**WHAT YOU HAVE TO DO**
Return every line below that holds the word "action".

**** DATA FOR THIS EXERCISE ****

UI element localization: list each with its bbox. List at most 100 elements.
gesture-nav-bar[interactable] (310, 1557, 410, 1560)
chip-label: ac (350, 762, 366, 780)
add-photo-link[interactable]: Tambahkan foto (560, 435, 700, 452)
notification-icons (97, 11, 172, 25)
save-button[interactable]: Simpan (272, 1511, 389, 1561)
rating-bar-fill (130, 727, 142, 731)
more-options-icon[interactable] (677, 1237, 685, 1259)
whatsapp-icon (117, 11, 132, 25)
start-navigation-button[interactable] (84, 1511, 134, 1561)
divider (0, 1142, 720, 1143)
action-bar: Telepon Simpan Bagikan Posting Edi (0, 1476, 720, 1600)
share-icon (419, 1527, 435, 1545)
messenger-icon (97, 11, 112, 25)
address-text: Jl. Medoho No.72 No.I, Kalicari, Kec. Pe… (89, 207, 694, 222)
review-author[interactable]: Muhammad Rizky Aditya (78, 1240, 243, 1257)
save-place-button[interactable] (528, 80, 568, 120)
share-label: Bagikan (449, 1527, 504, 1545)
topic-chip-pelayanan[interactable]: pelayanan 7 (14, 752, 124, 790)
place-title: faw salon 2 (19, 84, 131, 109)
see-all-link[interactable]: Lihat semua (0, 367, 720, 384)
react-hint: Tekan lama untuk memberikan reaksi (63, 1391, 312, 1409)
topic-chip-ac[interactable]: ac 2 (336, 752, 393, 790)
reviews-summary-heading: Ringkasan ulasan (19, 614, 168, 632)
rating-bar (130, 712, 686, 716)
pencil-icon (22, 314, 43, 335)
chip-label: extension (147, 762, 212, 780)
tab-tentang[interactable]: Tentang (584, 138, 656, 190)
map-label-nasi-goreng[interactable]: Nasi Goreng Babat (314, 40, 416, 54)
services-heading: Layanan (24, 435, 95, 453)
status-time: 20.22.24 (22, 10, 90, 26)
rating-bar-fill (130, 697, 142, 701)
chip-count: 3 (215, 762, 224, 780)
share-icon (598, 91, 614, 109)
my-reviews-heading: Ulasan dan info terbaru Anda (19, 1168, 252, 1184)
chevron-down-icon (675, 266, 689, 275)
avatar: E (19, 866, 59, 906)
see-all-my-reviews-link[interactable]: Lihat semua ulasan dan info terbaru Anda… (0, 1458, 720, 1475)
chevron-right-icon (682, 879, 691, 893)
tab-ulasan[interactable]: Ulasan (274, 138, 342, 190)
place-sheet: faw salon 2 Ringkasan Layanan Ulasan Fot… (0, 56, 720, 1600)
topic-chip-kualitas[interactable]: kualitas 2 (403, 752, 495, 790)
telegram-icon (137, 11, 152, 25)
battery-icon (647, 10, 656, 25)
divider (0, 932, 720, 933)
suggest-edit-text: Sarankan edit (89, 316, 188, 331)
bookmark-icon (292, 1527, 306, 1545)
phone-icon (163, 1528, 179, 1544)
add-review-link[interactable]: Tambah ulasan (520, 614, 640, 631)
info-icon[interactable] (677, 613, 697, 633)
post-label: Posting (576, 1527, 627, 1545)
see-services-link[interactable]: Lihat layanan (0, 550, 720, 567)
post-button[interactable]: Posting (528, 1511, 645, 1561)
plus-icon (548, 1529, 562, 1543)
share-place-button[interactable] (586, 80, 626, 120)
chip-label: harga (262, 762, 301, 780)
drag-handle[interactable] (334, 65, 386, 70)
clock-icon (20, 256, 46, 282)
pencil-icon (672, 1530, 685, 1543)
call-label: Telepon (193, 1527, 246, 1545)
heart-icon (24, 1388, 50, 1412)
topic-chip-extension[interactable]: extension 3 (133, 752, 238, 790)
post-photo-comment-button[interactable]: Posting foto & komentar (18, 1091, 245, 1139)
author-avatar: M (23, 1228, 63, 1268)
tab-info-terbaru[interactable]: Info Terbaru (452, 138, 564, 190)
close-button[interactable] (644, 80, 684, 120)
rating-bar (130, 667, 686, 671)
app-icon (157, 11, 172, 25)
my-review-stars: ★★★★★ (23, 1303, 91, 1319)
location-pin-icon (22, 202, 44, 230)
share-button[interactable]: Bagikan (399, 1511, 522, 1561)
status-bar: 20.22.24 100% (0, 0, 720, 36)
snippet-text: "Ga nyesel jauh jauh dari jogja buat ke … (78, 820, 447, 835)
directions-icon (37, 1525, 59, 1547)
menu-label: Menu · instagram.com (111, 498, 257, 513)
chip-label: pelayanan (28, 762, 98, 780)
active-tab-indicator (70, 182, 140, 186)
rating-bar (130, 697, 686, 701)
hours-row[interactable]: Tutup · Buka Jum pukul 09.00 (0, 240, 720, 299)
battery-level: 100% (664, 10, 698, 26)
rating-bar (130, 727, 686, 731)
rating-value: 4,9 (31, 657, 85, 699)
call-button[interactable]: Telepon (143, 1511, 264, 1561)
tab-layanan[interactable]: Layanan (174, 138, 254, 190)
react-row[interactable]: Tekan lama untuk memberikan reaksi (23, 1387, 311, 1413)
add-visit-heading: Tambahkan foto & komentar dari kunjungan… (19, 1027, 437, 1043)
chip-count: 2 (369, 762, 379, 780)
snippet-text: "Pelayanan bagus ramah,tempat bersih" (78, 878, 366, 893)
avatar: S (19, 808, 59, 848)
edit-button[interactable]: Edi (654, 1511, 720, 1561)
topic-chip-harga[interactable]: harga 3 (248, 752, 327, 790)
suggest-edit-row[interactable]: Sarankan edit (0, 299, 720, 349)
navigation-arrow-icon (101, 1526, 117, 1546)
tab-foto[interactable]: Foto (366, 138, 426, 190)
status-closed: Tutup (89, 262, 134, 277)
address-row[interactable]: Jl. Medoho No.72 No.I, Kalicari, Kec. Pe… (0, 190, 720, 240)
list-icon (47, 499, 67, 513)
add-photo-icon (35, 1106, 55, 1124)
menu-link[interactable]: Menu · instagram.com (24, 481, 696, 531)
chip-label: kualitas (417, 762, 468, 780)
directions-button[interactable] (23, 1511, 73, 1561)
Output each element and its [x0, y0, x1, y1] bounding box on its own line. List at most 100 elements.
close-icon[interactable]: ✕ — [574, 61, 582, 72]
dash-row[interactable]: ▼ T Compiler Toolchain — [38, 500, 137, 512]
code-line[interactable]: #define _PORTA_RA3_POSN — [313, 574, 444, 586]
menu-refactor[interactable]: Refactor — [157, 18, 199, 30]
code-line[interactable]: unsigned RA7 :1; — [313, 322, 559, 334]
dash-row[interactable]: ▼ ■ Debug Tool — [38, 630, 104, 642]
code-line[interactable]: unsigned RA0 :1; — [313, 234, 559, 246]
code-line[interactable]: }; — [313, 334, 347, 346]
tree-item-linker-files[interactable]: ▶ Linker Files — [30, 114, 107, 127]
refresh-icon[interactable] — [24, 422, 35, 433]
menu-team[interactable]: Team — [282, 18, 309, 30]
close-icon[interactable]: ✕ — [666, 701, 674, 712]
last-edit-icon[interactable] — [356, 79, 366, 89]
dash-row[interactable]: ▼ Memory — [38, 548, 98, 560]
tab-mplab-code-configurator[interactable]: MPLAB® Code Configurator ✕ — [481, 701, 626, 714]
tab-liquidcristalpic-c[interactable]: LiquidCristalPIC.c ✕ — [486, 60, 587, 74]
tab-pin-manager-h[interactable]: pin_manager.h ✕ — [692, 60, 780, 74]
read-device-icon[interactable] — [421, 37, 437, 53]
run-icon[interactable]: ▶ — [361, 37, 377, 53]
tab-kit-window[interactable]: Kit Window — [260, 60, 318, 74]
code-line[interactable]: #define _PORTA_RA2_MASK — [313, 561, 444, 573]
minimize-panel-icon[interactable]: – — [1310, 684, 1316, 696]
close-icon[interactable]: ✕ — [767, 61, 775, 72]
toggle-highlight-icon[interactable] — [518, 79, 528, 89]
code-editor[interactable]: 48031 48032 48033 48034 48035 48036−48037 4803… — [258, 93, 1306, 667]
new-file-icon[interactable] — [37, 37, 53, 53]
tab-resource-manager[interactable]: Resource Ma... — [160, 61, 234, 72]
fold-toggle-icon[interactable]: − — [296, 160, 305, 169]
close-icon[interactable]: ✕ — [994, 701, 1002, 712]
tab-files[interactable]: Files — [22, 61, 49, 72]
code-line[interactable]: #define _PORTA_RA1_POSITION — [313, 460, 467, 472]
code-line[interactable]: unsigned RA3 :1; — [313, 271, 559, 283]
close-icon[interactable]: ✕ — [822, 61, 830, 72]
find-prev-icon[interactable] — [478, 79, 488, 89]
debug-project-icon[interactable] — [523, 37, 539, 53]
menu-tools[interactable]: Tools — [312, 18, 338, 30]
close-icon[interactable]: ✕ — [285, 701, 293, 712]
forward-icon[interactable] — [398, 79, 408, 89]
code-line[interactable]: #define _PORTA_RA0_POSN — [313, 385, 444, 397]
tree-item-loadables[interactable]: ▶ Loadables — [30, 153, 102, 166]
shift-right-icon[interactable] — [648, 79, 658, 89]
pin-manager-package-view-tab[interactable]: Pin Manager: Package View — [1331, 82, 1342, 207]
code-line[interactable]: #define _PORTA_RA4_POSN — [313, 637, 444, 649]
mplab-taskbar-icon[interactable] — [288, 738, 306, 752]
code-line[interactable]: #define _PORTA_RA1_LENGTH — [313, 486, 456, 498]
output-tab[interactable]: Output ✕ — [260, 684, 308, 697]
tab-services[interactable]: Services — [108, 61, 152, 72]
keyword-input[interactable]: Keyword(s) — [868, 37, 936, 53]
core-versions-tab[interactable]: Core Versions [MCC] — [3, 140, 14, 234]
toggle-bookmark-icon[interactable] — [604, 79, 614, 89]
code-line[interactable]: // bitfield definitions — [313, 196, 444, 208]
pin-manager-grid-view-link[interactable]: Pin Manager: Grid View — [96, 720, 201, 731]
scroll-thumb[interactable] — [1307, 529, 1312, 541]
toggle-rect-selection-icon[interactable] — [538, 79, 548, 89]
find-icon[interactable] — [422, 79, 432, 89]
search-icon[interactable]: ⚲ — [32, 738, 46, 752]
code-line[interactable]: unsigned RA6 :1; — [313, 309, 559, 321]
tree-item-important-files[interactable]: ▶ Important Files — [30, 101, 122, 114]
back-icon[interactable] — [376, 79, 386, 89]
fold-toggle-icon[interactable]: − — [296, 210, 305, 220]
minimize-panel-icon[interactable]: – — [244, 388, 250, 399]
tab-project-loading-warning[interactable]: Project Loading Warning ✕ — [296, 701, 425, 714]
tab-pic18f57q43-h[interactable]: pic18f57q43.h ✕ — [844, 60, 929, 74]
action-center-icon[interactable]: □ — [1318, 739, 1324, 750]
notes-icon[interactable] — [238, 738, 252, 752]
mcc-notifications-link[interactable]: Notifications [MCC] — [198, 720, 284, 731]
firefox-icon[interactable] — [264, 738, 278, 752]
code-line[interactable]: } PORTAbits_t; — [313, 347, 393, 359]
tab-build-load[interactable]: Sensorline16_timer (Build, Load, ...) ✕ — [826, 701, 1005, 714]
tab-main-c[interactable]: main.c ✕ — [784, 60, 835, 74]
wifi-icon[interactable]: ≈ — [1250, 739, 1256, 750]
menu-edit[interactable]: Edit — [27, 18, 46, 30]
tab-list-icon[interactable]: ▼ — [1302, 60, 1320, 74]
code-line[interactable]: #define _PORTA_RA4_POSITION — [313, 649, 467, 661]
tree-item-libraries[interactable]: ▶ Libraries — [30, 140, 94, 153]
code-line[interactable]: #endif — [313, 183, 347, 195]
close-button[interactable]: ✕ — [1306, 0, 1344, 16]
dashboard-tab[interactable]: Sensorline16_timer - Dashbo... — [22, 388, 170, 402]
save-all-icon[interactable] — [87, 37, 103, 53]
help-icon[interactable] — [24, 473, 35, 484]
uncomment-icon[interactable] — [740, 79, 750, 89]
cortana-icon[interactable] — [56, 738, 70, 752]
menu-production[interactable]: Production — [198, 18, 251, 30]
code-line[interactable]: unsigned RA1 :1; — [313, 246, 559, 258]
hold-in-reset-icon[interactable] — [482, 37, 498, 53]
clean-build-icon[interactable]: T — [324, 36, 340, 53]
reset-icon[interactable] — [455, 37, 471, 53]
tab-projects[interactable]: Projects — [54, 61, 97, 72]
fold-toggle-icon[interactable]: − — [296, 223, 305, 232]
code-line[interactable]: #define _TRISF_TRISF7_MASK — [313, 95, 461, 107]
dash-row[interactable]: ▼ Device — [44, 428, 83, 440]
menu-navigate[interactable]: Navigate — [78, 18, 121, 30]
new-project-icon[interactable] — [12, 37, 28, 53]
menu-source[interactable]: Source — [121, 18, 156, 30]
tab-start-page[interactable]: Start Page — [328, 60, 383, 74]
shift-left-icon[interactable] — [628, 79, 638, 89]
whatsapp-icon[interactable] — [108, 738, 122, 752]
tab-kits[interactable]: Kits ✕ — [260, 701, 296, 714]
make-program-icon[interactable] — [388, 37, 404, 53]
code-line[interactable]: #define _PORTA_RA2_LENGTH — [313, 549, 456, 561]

****

**RESPONSE TO THIS EXERCISE**
action-bar: Telepon Simpan Bagikan Posting Edi (0, 1476, 720, 1600)
action-center-icon[interactable]: □ — [1318, 739, 1324, 750]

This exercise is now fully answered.